Task to carry out:
Locate and copy all lines bearing the word "Windows".

>> START Data listing

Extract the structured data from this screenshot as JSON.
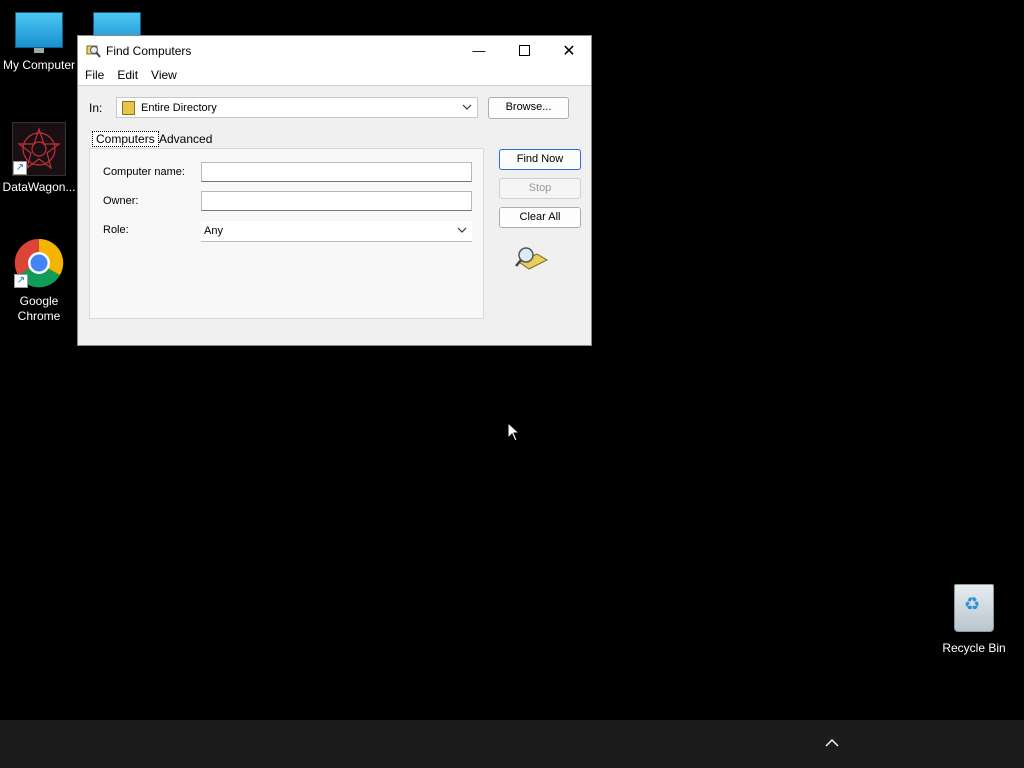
{
  "desktop": {
    "icons": [
      {
        "label": "My Computer"
      },
      {
        "label": ""
      },
      {
        "label": "DataWagon..."
      },
      {
        "label": "Google Chrome"
      },
      {
        "label": "Recycle Bin"
      }
    ]
  },
  "window": {
    "title": "Find Computers",
    "menu": [
      "File",
      "Edit",
      "View"
    ],
    "in_label": "In:",
    "in_value": "Entire Directory",
    "browse_label": "Browse...",
    "tabs": [
      "Computers",
      "Advanced"
    ],
    "fields": {
      "computer_name_label": "Computer name:",
      "computer_name_value": "",
      "owner_label": "Owner:",
      "owner_value": "",
      "role_label": "Role:",
      "role_value": "Any"
    },
    "buttons": {
      "find_now": "Find Now",
      "stop": "Stop",
      "clear_all": "Clear All"
    }
  },
  "taskbar": {
    "tray_chevron": "chevron-up-icon"
  }
}
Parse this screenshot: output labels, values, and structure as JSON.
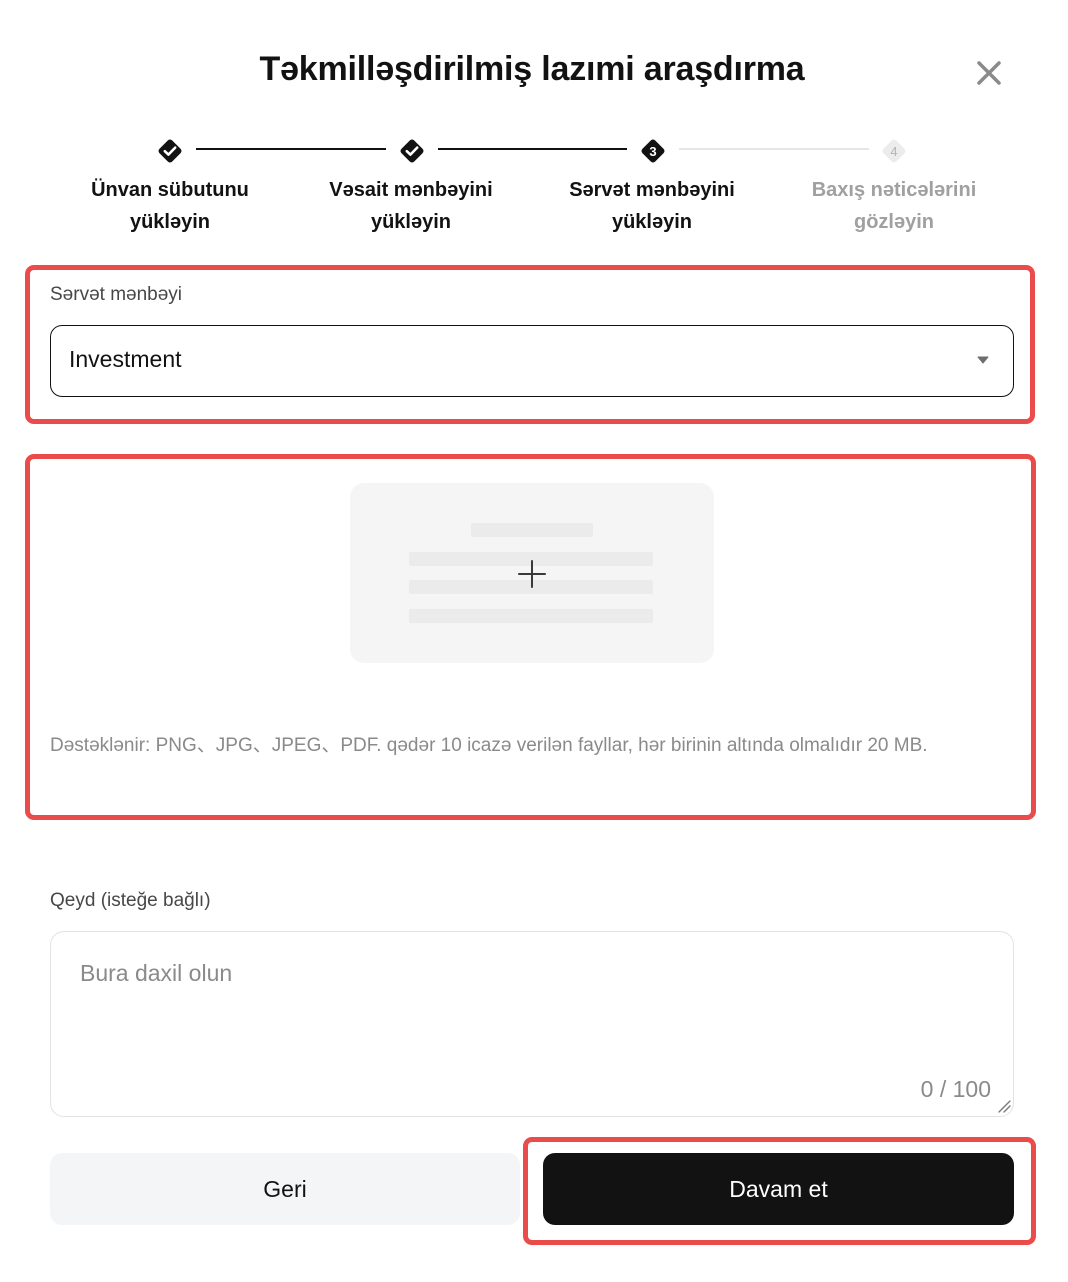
{
  "dialog": {
    "title": "Təkmilləşdirilmiş lazımi araşdırma",
    "close_icon": "close-icon"
  },
  "steps": [
    {
      "number": "1",
      "label": "Ünvan sübutunu yükləyin",
      "status": "completed"
    },
    {
      "number": "2",
      "label": "Vəsait mənbəyini yükləyin",
      "status": "completed"
    },
    {
      "number": "3",
      "label": "Sərvət mənbəyini yükləyin",
      "status": "current"
    },
    {
      "number": "4",
      "label": "Baxış nəticələrini gözləyin",
      "status": "pending"
    }
  ],
  "wealth_source": {
    "label": "Sərvət mənbəyi",
    "selected": "Investment"
  },
  "upload": {
    "hint": "Dəstəklənir: PNG、JPG、JPEG、PDF. qədər 10 icazə verilən fayllar, hər birinin altında olmalıdır 20 MB."
  },
  "note": {
    "label": "Qeyd (isteğe bağlı)",
    "placeholder": "Bura daxil olun",
    "counter": "0 / 100"
  },
  "buttons": {
    "back": "Geri",
    "continue": "Davam et"
  },
  "colors": {
    "accent": "#121212",
    "highlight": "#ea4c4c",
    "muted_text": "#8a8a8a",
    "inactive_step": "#e6e6e6"
  }
}
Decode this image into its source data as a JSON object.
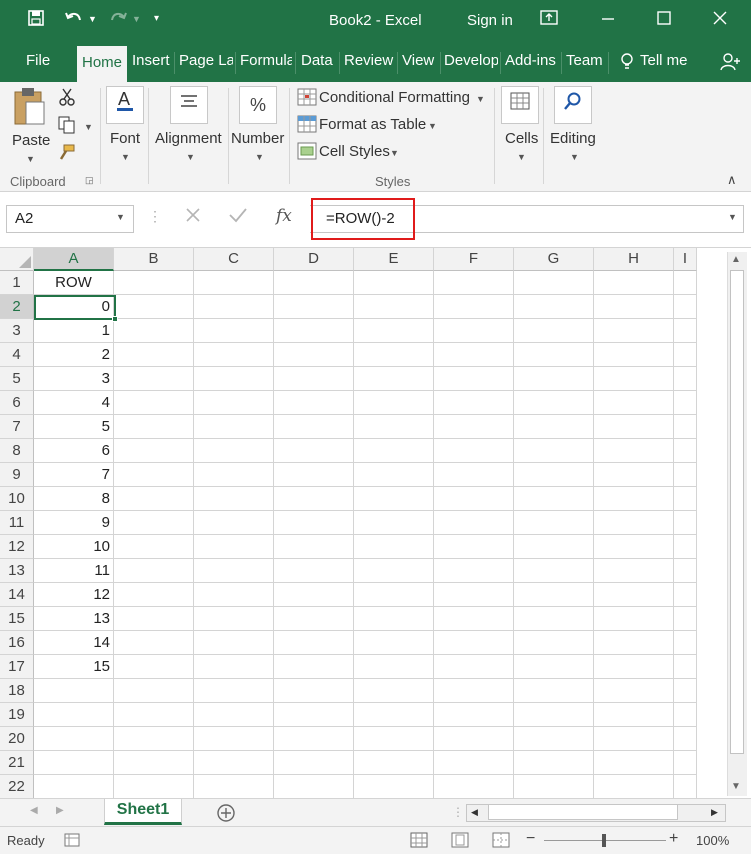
{
  "titlebar": {
    "save_icon": "save-icon",
    "undo_icon": "undo-icon",
    "redo_icon": "redo-icon",
    "customize_icon": "customize-icon",
    "title": "Book2 - Excel",
    "signin": "Sign in",
    "ribbon_display_icon": "ribbon-display-icon",
    "minimize_icon": "minimize-icon",
    "maximize_icon": "maximize-icon",
    "close_icon": "close-icon"
  },
  "tabs": {
    "file": "File",
    "home": "Home",
    "insert": "Insert",
    "page_layout": "Page La",
    "formulas": "Formula",
    "data": "Data",
    "review": "Review",
    "view": "View",
    "developer": "Develop",
    "addins": "Add-ins",
    "team": "Team",
    "tell_me": "Tell me",
    "share_icon": "share-icon"
  },
  "ribbon": {
    "paste": "Paste",
    "clipboard": "Clipboard",
    "font": "Font",
    "alignment": "Alignment",
    "number": "Number",
    "number_symbol": "%",
    "conditional_formatting": "Conditional Formatting",
    "format_as_table": "Format as Table",
    "cell_styles": "Cell Styles",
    "styles": "Styles",
    "cells": "Cells",
    "editing": "Editing"
  },
  "formula_bar": {
    "name_box": "A2",
    "formula": "=ROW()-2",
    "fx": "fx"
  },
  "grid": {
    "columns": [
      "A",
      "B",
      "C",
      "D",
      "E",
      "F",
      "G",
      "H",
      "I"
    ],
    "rows": [
      "1",
      "2",
      "3",
      "4",
      "5",
      "6",
      "7",
      "8",
      "9",
      "10",
      "11",
      "12",
      "13",
      "14",
      "15",
      "16",
      "17",
      "18",
      "19",
      "20",
      "21",
      "22"
    ],
    "a_values": [
      "ROW",
      "0",
      "1",
      "2",
      "3",
      "4",
      "5",
      "6",
      "7",
      "8",
      "9",
      "10",
      "11",
      "12",
      "13",
      "14",
      "15",
      "",
      "",
      "",
      "",
      ""
    ],
    "selected_cell": "A2"
  },
  "sheets": {
    "active": "Sheet1"
  },
  "status": {
    "ready": "Ready",
    "zoom": "100%"
  },
  "colors": {
    "excel_green": "#217346",
    "highlight_red": "#e01b1b"
  }
}
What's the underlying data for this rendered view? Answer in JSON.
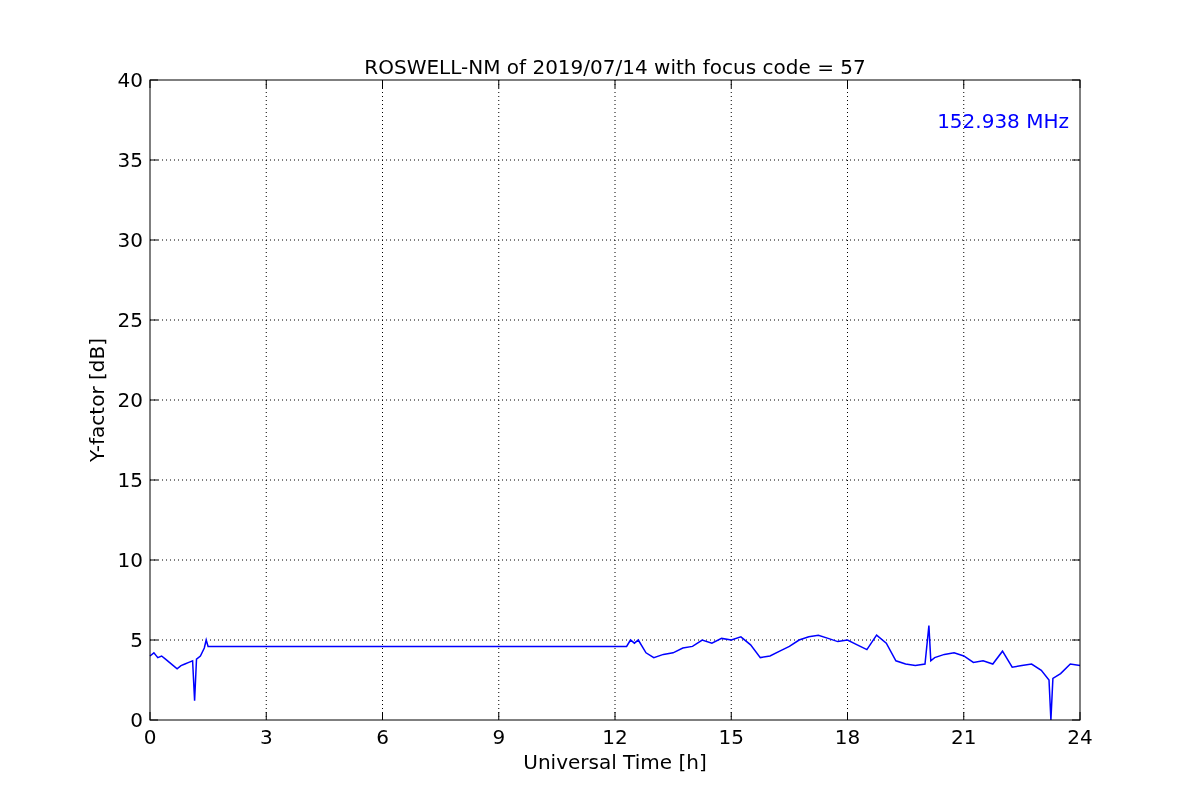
{
  "figure": {
    "chart_data": {
      "type": "line",
      "title": "ROSWELL-NM of 2019/07/14 with focus code = 57",
      "xlabel": "Universal Time [h]",
      "ylabel": "Y-factor [dB]",
      "xlim": [
        0,
        24
      ],
      "ylim": [
        0,
        40
      ],
      "xticks": [
        0,
        3,
        6,
        9,
        12,
        15,
        18,
        21,
        24
      ],
      "yticks": [
        0,
        5,
        10,
        15,
        20,
        25,
        30,
        35,
        40
      ],
      "x": [
        0,
        0.1,
        0.2,
        0.3,
        0.4,
        0.5,
        0.6,
        0.7,
        0.8,
        0.9,
        1.0,
        1.1,
        1.15,
        1.2,
        1.3,
        1.4,
        1.45,
        1.5,
        12.3,
        12.4,
        12.5,
        12.6,
        12.8,
        13.0,
        13.25,
        13.5,
        13.75,
        14.0,
        14.25,
        14.5,
        14.75,
        15.0,
        15.25,
        15.5,
        15.75,
        16.0,
        16.25,
        16.5,
        16.75,
        17.0,
        17.25,
        17.5,
        17.75,
        18.0,
        18.25,
        18.5,
        18.75,
        19.0,
        19.25,
        19.5,
        19.75,
        20.0,
        20.1,
        20.15,
        20.25,
        20.5,
        20.75,
        21.0,
        21.25,
        21.5,
        21.75,
        22.0,
        22.25,
        22.5,
        22.75,
        23.0,
        23.2,
        23.25,
        23.3,
        23.5,
        23.75,
        24.0
      ],
      "series": [
        {
          "color": "#0000ff",
          "values": [
            4.0,
            4.2,
            3.9,
            4.0,
            3.8,
            3.6,
            3.4,
            3.2,
            3.4,
            3.5,
            3.6,
            3.7,
            1.2,
            3.8,
            4.0,
            4.5,
            5.0,
            4.6,
            4.6,
            5.0,
            4.8,
            5.0,
            4.2,
            3.9,
            4.1,
            4.2,
            4.5,
            4.6,
            5.0,
            4.8,
            5.1,
            5.0,
            5.2,
            4.7,
            3.9,
            4.0,
            4.3,
            4.6,
            5.0,
            5.2,
            5.3,
            5.1,
            4.9,
            5.0,
            4.7,
            4.4,
            5.3,
            4.8,
            3.7,
            3.5,
            3.4,
            3.5,
            5.9,
            3.7,
            3.9,
            4.1,
            4.2,
            4.0,
            3.6,
            3.7,
            3.5,
            4.3,
            3.3,
            3.4,
            3.5,
            3.1,
            2.5,
            0.0,
            2.6,
            2.9,
            3.5,
            3.4
          ]
        }
      ],
      "grid": true,
      "annotations": [
        {
          "text": "152.938 MHz"
        }
      ]
    }
  }
}
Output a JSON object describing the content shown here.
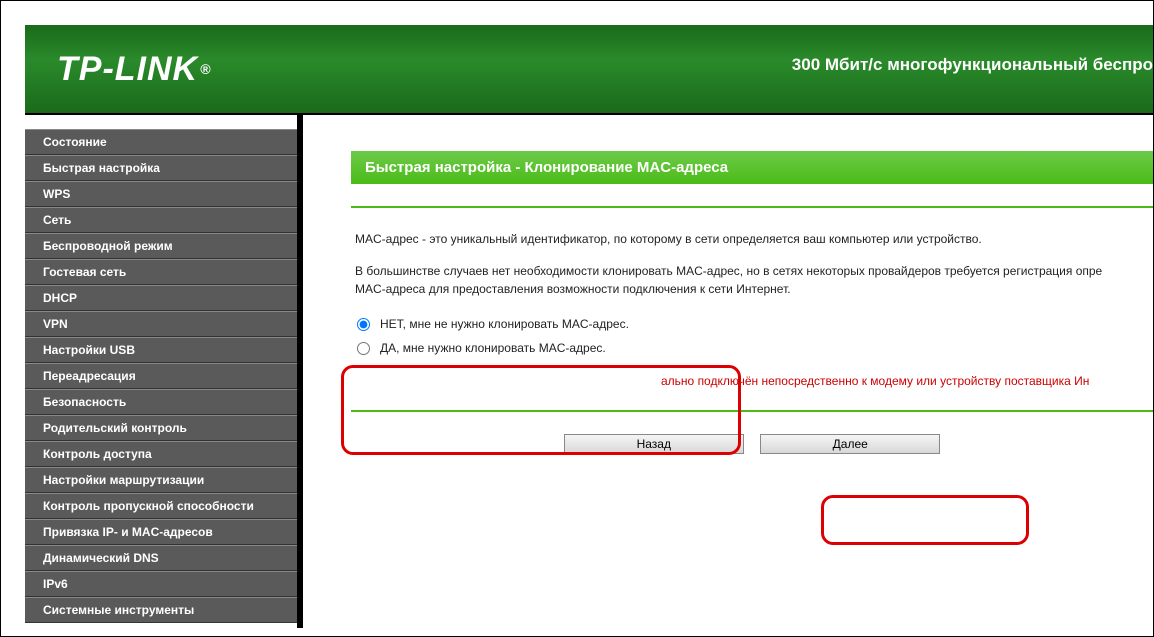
{
  "header": {
    "logo_text": "TP-LINK",
    "logo_reg": "®",
    "tagline": "300 Мбит/с многофункциональный беспро"
  },
  "sidebar": {
    "items": [
      "Состояние",
      "Быстрая настройка",
      "WPS",
      "Сеть",
      "Беспроводной режим",
      "Гостевая сеть",
      "DHCP",
      "VPN",
      "Настройки USB",
      "Переадресация",
      "Безопасность",
      "Родительский контроль",
      "Контроль доступа",
      "Настройки маршрутизации",
      "Контроль пропускной способности",
      "Привязка IP- и MAC-адресов",
      "Динамический DNS",
      "IPv6",
      "Системные инструменты"
    ]
  },
  "content": {
    "title": "Быстрая настройка - Клонирование MAC-адреса",
    "para1": "MAC-адрес - это уникальный идентификатор, по которому в сети определяется ваш компьютер или устройство.",
    "para2": "В большинстве случаев нет необходимости клонировать MAC-адрес, но в сетях некоторых провайдеров требуется регистрация опре",
    "para2b": "MAC-адреса для предоставления возможности подключения к сети Интернет.",
    "radio_no": "НЕТ, мне не нужно клонировать MAC-адрес.",
    "radio_yes": "ДА, мне нужно клонировать MAC-адрес.",
    "note": "ально подключён непосредственно к модему или устройству поставщика Ин",
    "btn_back": "Назад",
    "btn_next": "Далее"
  }
}
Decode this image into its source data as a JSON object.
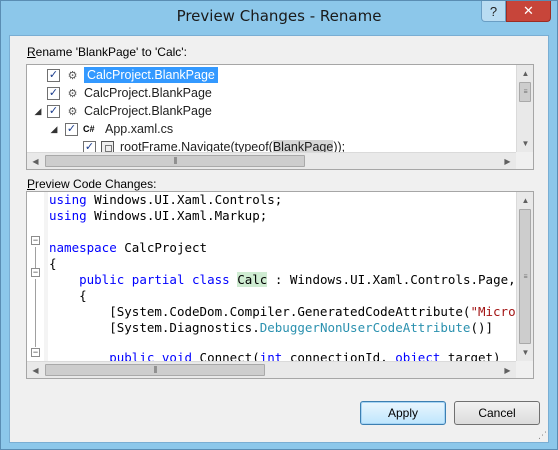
{
  "window": {
    "title": "Preview Changes - Rename",
    "help_glyph": "?",
    "close_glyph": "✕"
  },
  "rename_label": {
    "prefix": "R",
    "rest": "ename 'BlankPage' to 'Calc':"
  },
  "tree": {
    "items": [
      {
        "label": "CalcProject.BlankPage",
        "checked": true,
        "selected": true,
        "icon": "class-icon"
      },
      {
        "label": "CalcProject.BlankPage",
        "checked": true,
        "selected": false,
        "icon": "class-icon"
      },
      {
        "label": "CalcProject.BlankPage",
        "checked": true,
        "selected": false,
        "icon": "class-icon",
        "expanded": true
      },
      {
        "label": "App.xaml.cs",
        "checked": true,
        "selected": false,
        "icon": "csharp-file-icon",
        "expanded": true
      },
      {
        "label_before": "rootFrame.Navigate(typeof(",
        "label_highlight": "BlankPage",
        "label_after": "));",
        "checked": true,
        "selected": false,
        "icon": "code-reference-icon"
      }
    ],
    "checkmark": "✓",
    "csharp_icon_text": "C#"
  },
  "preview_label": {
    "prefix": "P",
    "rest": "review Code Changes:"
  },
  "code": {
    "lines": [
      {
        "t1": "using",
        "t2": " Windows.UI.Xaml.Controls;"
      },
      {
        "t1": "using",
        "t2": " Windows.UI.Xaml.Markup;"
      },
      {
        "kw": "namespace",
        "rest": " CalcProject"
      },
      {
        "text": "{"
      },
      {
        "kw1": "public",
        "kw2": "partial",
        "kw3": "class",
        "changed": "Calc",
        "rest": " : Windows.UI.Xaml.Controls.Page, ICom"
      },
      {
        "text": "{"
      },
      {
        "pre": "[System.CodeDom.Compiler.GeneratedCodeAttribute(",
        "str": "\"Microsoft."
      },
      {
        "pre": "[System.Diagnostics.",
        "ty": "DebuggerNonUserCodeAttribute",
        "post": "()]"
      },
      {
        "kw1": "public",
        "kw2": "void",
        "mid": " Connect(",
        "kw3": "int",
        "mid2": " connectionId, ",
        "kw4": "object",
        "post": " target)"
      }
    ]
  },
  "buttons": {
    "apply": "Apply",
    "cancel": "Cancel"
  },
  "scroll": {
    "up": "▲",
    "down": "▼",
    "left": "◀",
    "right": "▶",
    "grip_v": "≡",
    "grip_h": "|||"
  }
}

>> END Data listing

Answer to this exercise:
        "t2": " Windows.UI.Xaml.Controls;"
        "t2": " Windows.UI.Xaml.Markup;"
        "rest": " : Windows.UI.Xaml.Controls.Page, ICom"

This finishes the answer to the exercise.